**DOCUMENT TEXT:**
>>>
This was what left socialists organized, at the time, in the DSM from wherein the MSA emerged, to draw the conclusion to commence the quest and struggle for the registration of the Socialist Party of Nigeria. A struggle that had, even with all of the hurdles, led to the registration of the party. The party is taking on another political and legal battle for the SPN to be re-registered, after de-registration by the INEC that was nullified by the Court.
The MSA continues to be opposed to the cumbersome process of political party registration, which in reality is only aimed at preventing the working masses from organizing themselves politically, and permanently leaving them with the option of either joining a pro-rich political party to choose between any of the available stealing members of the ruling elites or become apolitical. The working masses must reject this and get organized. Political participation is everyone’s right, which is why the MSA canvasses the need for a mass Working People PARTY. A party not for the billionaires and millionaires but for the millions of labouring people, a party that would elect public officials on an average wage of the working people and would immediately recall them if they cease to represent the interest of the working masses. A party that will organize to END the rule and dominance of the economy by capitalism and its greed for profit, and place it under a democratically planned socialist economy.
Yet the road to a mass revolutionary workers party will not be a straight road, nor will it be a smooth one. This is why it is important to challenge INEC and the ruling elites, whose interest the electoral body is defending and representing through de-registration of political parties that are not partaking in electoral fraud, rigging, or violence, but for the spurious reason of not winning an election, when the electoral system is so organized and monetized to allow only those with looted funds of the state to win any electoral contest.
The point must be made that INEC does not have the constitutional power to de-register the SPN. MSA members who have remained active in the party will continue to challenge de-registration of SPN, both legally and politically. We must continue to build the party as a party of the working masses, the urban poor and the rural poor farmers, youth and students. The SPN must continue to organize and be at the forefront of the struggles of the working masses and youth; it must not like the pro-rich party function only as an electoral platform. While taking on these tasks, we must also explore the possibility of the emergence of a mass Workers PARTY, for only such a mass revolutionary party of the working masses can take up the task of accomplishing a revolution and end the disastrous rule of capitalism. We call on workers and youth to join the MSA and together let’s build the SPN.
<<<
Dataset entries
>>>
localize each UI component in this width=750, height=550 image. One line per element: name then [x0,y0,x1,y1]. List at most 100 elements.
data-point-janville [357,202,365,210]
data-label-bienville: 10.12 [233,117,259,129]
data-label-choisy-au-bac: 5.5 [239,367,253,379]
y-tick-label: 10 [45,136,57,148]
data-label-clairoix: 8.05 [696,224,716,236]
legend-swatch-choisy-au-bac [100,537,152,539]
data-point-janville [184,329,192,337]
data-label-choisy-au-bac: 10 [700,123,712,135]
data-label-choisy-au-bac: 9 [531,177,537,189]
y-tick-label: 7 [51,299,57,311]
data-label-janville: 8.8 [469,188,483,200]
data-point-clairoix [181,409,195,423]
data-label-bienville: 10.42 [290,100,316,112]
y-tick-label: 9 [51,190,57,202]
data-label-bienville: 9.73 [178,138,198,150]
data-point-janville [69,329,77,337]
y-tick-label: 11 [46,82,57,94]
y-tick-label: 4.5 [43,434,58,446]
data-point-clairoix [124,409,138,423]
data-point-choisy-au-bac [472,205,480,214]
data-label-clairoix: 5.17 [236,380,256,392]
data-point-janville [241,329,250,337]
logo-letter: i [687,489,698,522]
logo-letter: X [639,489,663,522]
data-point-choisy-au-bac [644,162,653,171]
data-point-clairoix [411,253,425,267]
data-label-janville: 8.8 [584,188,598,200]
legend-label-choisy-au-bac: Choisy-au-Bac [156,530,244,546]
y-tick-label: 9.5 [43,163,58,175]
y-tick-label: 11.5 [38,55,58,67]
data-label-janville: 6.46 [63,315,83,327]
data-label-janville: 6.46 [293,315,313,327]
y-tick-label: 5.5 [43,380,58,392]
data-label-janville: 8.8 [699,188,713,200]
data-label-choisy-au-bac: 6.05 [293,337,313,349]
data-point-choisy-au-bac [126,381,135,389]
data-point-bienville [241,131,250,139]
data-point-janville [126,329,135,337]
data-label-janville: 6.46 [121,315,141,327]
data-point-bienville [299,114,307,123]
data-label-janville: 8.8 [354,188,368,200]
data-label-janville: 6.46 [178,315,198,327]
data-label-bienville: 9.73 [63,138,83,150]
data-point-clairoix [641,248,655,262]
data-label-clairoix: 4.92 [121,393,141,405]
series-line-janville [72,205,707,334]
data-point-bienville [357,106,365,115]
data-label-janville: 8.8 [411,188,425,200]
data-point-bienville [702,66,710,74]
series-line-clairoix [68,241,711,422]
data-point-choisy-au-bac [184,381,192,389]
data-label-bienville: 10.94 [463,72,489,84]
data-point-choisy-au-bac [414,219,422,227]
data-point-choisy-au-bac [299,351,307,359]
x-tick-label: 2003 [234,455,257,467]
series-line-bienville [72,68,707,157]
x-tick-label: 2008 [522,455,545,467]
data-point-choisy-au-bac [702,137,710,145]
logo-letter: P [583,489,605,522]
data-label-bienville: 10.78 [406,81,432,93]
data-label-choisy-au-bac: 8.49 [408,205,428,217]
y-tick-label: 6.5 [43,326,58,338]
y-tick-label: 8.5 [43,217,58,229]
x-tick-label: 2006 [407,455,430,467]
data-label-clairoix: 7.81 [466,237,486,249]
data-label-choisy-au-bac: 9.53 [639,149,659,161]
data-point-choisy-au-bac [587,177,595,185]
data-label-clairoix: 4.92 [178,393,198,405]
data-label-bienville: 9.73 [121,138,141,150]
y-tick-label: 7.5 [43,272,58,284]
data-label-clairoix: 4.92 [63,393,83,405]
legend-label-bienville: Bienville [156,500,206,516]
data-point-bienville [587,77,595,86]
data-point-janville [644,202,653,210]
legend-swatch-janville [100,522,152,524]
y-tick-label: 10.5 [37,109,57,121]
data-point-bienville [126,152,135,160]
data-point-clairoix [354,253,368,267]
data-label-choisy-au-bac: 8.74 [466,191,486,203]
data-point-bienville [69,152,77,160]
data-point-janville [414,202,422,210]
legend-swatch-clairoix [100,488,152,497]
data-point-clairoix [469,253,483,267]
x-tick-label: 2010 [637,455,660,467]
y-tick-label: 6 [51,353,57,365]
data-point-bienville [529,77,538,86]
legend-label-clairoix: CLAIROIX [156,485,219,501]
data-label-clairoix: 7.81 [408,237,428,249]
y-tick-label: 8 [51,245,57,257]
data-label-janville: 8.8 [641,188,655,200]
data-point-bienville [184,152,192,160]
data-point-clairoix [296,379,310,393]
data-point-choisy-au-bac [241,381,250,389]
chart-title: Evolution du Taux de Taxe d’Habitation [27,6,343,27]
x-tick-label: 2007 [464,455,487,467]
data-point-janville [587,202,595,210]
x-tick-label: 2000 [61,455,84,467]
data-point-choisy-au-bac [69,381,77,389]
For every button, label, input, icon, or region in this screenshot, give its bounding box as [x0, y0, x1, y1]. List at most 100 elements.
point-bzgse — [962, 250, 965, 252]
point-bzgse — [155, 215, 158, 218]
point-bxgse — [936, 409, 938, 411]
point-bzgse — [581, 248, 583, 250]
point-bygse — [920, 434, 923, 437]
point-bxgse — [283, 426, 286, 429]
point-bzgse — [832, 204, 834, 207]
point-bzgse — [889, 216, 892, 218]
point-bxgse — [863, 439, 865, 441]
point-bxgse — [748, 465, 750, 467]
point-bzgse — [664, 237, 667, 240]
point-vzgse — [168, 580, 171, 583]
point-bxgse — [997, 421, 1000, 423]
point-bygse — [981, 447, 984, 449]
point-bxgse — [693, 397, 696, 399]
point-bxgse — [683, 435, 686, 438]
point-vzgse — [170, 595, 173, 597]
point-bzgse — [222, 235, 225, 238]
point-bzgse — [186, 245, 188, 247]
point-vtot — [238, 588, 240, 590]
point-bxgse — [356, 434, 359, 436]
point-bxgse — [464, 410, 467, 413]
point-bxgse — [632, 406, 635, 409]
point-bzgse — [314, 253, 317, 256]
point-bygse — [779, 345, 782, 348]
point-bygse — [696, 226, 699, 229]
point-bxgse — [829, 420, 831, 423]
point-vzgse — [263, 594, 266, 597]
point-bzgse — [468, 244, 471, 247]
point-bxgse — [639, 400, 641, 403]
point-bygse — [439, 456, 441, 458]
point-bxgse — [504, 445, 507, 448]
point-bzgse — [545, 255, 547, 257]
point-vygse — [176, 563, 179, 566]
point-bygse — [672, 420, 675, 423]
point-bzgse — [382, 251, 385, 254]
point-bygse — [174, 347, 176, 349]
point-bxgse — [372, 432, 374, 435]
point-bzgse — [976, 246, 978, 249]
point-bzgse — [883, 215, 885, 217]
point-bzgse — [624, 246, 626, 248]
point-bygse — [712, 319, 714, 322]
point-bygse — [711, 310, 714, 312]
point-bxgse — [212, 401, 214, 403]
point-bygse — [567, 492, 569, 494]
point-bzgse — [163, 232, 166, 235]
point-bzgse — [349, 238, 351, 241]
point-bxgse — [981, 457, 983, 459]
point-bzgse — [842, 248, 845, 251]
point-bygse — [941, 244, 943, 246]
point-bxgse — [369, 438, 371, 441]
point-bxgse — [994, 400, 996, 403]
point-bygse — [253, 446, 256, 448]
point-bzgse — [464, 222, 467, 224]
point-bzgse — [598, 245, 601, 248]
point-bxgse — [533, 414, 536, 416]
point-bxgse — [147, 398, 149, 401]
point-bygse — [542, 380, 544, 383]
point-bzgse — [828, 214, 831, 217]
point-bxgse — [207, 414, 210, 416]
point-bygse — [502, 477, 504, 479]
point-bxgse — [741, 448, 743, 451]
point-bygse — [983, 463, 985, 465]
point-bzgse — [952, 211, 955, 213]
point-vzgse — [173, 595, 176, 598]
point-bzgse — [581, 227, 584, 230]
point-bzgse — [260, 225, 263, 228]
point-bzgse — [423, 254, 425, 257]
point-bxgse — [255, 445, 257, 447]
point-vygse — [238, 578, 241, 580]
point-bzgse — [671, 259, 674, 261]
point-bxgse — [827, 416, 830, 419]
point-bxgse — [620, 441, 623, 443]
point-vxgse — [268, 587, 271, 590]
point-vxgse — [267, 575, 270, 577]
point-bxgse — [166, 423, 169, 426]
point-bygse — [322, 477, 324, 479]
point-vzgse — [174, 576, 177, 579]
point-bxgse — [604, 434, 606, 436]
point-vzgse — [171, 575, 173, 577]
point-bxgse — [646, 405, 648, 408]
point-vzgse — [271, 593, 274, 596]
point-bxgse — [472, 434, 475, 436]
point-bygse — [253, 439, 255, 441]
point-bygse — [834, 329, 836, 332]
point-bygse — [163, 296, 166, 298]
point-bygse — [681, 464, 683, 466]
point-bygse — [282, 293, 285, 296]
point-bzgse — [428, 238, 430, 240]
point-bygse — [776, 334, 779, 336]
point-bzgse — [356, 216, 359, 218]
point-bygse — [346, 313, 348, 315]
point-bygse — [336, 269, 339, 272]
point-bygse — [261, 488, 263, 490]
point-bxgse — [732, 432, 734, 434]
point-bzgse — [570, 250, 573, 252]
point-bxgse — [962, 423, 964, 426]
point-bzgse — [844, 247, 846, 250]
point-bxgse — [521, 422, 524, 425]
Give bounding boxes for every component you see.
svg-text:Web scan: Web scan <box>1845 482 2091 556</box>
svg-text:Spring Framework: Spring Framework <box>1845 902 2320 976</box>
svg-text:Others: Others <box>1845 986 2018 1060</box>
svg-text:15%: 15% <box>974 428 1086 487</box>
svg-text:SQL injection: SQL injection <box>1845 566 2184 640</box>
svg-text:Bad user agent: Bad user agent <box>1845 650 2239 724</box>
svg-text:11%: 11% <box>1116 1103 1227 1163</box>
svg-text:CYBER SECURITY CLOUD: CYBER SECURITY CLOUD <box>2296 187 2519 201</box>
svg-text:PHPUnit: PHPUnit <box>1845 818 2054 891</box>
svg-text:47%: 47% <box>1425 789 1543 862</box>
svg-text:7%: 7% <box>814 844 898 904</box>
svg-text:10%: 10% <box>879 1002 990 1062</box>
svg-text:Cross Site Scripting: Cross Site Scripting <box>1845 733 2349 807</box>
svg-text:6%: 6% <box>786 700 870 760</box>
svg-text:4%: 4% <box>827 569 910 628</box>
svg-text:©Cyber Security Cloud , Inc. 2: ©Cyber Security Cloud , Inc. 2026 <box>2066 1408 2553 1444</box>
<<<
**TASK INSTRUCTIONS:**
1. Which organizations does the Socialist Party of Nigeria passage refer to by an abbreviation? List each abbreviation.
2. Can you set down the Socialist Party of Nigeria passage word for word, starting with "The point must" and going on through "build the SPN."?
3. Answer these questions from the Socialist Party of Nigeria passage:
(a) What did the Court do to INEC's de-registration of the SPN?
(b) On what wage would the proposed party elect public officials?
(c) Besides the working masses and the urban poor, which groups should the SPN be built as a party of?
This material has no connection to the Socialist Party of Nigeria passage.

**RESULTS OF THE TASKS:**
1. DSM, MSA, SPN, INEC

2.
The point must be made that INEC does not have the constitutional power to de-register the SPN. MSA members who have remained active in the party will continue to challenge de-registration of SPN, both legally and politically. We must continue to build the party as a party of the working masses, the urban poor and the rural poor farmers, youth and students. The SPN must continue to organize and be at the forefront of the struggles of the working masses and youth; it must not like the pro-rich party function only as an electoral platform. While taking on these tasks, we must also explore the possibility of the emergence of a mass Workers PARTY, for only such a mass revolutionary party of the working masses can take up the task of accomplishing a revolution and end the disastrous rule of capitalism. We call on workers and youth to join the MSA and together let’s build the SPN.

3.
(a) It nullified it.
(b) An average wage of the working people.
(c) The rural poor farmers, youth and students.